Requirement
Print all records exactly, leaving nothing out.

Source data
______

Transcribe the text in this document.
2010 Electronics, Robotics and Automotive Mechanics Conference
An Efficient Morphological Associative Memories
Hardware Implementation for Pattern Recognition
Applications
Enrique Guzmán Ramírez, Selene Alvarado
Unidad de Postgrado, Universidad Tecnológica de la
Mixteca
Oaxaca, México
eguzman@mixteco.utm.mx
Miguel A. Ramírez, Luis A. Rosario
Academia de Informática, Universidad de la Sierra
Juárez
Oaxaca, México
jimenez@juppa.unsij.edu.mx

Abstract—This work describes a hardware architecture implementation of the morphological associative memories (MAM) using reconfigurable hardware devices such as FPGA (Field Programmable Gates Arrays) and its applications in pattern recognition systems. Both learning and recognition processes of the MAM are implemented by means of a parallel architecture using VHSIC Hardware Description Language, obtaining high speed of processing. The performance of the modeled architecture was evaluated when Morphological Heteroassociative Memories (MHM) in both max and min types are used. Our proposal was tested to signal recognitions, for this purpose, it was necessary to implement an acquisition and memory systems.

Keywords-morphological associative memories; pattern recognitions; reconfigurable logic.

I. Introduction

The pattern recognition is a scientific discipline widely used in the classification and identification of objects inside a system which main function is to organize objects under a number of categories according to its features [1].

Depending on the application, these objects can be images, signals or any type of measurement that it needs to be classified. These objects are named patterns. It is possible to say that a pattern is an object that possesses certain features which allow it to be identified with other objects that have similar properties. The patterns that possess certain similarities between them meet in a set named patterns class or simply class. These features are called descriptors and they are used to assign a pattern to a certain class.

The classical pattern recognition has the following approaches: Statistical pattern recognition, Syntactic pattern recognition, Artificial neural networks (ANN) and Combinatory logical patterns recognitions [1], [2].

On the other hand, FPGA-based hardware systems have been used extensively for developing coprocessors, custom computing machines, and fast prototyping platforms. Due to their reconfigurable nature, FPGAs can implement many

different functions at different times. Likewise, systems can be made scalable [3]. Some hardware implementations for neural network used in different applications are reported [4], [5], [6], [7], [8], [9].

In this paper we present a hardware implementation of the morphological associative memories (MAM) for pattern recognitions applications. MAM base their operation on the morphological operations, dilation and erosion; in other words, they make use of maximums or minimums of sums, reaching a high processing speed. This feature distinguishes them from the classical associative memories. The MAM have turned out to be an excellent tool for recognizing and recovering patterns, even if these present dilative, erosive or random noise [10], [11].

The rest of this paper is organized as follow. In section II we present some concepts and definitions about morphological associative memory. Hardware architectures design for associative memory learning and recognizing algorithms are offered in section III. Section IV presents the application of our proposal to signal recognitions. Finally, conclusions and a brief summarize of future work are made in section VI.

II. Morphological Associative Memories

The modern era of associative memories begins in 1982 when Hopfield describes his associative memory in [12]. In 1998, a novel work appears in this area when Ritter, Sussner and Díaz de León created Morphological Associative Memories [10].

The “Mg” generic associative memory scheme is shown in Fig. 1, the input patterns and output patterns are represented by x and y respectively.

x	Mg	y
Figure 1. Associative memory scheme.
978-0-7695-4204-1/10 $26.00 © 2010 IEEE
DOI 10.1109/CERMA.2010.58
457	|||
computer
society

______

Output below
Transcribe the text in this document.
2010 Electronics, Robotics and Automotive Mechanics Conference
An Efficient Morphological Associative Memories
Hardware Implementation for Pattern Recognition
Applications
Enrique Guzmán Ramírez, Selene Alvarado
Unidad de Postgrado, Universidad Tecnológica de la
Mixteca
Oaxaca, México
eguzman@mixteco.utm.mx
Miguel A. Ramírez, Luis A. Rosario
Academia de Informática, Universidad de la Sierra
Juárez
Oaxaca, México
jimenez@juppa.unsij.edu.mx

Abstract—This work describes a hardware architecture implementation of the morphological associative memories (MAM) using reconfigurable hardware devices such as FPGA (Field Programmable Gates Arrays) and its applications in pattern recognition systems. Both learning and recognition processes of the MAM are implemented by means of a parallel architecture using VHSIC Hardware Description Language, obtaining high speed of processing. The performance of the modeled architecture was evaluated when Morphological Heteroassociative Memories (MHM) in both max and min types are used. Our proposal was tested to signal recognitions, for this purpose, it was necessary to implement an acquisition and memory systems.

Keywords-morphological associative memories; pattern recognitions; reconfigurable logic.

I. Introduction

The pattern recognition is a scientific discipline widely used in the classification and identification of objects inside a system which main function is to organize objects under a number of categories according to its features [1].

Depending on the application, these objects can be images, signals or any type of measurement that it needs to be classified. These objects are named patterns. It is possible to say that a pattern is an object that possesses certain features which allow it to be identified with other objects that have similar properties. The patterns that possess certain similarities between them meet in a set named patterns class or simply class. These features are called descriptors and they are used to assign a pattern to a certain class.

The classical pattern recognition has the following approaches: Statistical pattern recognition, Syntactic pattern recognition, Artificial neural networks (ANN) and Combinatory logical patterns recognitions [1], [2].

On the other hand, FPGA-based hardware systems have been used extensively for developing coprocessors, custom computing machines, and fast prototyping platforms. Due to their reconfigurable nature, FPGAs can implement many

different functions at different times. Likewise, systems can be made scalable [3]. Some hardware implementations for neural network used in different applications are reported [4], [5], [6], [7], [8], [9].

In this paper we present a hardware implementation of the morphological associative memories (MAM) for pattern recognitions applications. MAM base their operation on the morphological operations, dilation and erosion; in other words, they make use of maximums or minimums of sums, reaching a high processing speed. This feature distinguishes them from the classical associative memories. The MAM have turned out to be an excellent tool for recognizing and recovering patterns, even if these present dilative, erosive or random noise [10], [11].

The rest of this paper is organized as follow. In section II we present some concepts and definitions about morphological associative memory. Hardware architectures design for associative memory learning and recognizing algorithms are offered in section III. Section IV presents the application of our proposal to signal recognitions. Finally, conclusions and a brief summarize of future work are made in section VI.

II. Morphological Associative Memories

The modern era of associative memories begins in 1982 when Hopfield describes his associative memory in [12]. In 1998, a novel work appears in this area when Ritter, Sussner and Díaz de León created Morphological Associative Memories [10].

The “Mg” generic associative memory scheme is shown in Fig. 1, the input patterns and output patterns are represented by x and y respectively.

x	Mg	y
Figure 1. Associative memory scheme.
978-0-7695-4204-1/10 $26.00 © 2010 IEEE
DOI 10.1109/CERMA.2010.58
457	|||
computer
society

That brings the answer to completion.